WORK REQUIRED:
Look through the records below and give the number of lines holding the string "Test", nothing more.

EXERCISE DATA:

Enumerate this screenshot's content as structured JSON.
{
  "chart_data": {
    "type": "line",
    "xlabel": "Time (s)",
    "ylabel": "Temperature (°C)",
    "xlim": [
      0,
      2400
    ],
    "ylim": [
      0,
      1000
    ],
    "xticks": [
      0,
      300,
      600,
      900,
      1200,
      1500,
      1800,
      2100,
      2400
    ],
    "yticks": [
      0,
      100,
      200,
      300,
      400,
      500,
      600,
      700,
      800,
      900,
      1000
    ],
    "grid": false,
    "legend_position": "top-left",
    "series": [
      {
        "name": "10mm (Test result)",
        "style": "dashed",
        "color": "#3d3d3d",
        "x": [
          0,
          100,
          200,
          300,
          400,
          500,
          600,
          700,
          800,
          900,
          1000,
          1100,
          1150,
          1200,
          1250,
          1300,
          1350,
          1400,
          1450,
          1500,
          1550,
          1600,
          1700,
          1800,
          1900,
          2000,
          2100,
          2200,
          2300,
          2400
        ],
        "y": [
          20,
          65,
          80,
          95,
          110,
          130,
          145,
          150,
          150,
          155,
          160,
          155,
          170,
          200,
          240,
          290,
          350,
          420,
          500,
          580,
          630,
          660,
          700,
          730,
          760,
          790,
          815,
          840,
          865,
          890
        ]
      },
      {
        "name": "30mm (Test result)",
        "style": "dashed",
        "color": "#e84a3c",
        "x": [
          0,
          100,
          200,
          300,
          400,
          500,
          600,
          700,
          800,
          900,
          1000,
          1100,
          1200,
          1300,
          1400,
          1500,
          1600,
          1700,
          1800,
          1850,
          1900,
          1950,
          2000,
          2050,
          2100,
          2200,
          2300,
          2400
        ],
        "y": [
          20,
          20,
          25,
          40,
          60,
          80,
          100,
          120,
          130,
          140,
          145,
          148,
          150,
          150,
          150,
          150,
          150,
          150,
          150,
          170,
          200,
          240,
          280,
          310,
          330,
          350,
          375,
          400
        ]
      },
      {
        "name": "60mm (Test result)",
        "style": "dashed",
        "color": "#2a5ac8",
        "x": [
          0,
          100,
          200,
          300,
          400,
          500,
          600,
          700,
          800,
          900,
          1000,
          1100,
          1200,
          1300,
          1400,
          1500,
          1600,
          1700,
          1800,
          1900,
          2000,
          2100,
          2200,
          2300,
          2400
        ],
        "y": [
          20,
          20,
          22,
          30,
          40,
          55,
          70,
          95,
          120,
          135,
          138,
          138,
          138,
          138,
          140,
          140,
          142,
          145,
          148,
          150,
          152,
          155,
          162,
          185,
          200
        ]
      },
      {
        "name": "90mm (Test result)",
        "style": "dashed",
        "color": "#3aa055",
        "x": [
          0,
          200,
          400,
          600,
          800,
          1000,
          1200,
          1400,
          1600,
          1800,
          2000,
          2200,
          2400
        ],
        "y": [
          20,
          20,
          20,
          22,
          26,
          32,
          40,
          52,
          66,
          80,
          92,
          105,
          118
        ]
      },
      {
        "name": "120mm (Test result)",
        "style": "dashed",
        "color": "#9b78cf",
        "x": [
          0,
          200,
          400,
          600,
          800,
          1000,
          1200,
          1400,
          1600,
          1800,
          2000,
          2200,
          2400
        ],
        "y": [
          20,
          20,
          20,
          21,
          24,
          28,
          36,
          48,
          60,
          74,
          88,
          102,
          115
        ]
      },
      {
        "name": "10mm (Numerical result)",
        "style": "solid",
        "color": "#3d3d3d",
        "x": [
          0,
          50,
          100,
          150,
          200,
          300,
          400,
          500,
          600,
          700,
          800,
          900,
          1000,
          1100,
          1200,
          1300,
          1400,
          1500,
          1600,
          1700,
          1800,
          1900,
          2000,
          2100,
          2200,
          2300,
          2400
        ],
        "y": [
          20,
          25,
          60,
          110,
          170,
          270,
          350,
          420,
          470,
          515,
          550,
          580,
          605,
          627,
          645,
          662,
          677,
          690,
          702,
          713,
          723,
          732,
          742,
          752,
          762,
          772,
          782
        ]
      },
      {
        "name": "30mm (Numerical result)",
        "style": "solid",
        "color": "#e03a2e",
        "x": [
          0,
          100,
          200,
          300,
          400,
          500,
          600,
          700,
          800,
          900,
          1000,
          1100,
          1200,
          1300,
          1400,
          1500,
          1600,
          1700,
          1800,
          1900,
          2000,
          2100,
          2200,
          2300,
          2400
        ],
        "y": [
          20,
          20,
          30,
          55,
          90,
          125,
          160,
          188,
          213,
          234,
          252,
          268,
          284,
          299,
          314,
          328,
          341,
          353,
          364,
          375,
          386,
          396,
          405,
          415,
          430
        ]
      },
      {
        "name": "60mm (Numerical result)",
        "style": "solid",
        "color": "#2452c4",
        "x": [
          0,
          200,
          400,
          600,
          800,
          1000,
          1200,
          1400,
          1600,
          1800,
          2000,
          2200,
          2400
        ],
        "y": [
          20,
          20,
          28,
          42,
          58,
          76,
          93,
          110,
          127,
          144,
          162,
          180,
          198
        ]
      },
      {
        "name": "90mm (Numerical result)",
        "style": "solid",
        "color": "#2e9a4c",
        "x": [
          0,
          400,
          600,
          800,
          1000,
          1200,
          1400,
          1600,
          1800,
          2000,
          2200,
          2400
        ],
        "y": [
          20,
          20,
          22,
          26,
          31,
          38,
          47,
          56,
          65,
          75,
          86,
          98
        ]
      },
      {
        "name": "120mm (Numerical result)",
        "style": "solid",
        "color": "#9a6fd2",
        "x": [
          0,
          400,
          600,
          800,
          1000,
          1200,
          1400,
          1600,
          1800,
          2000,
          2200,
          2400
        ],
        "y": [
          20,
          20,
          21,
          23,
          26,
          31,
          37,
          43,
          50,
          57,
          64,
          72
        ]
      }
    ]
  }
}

SOLUTION TO THE PROBLEM:
5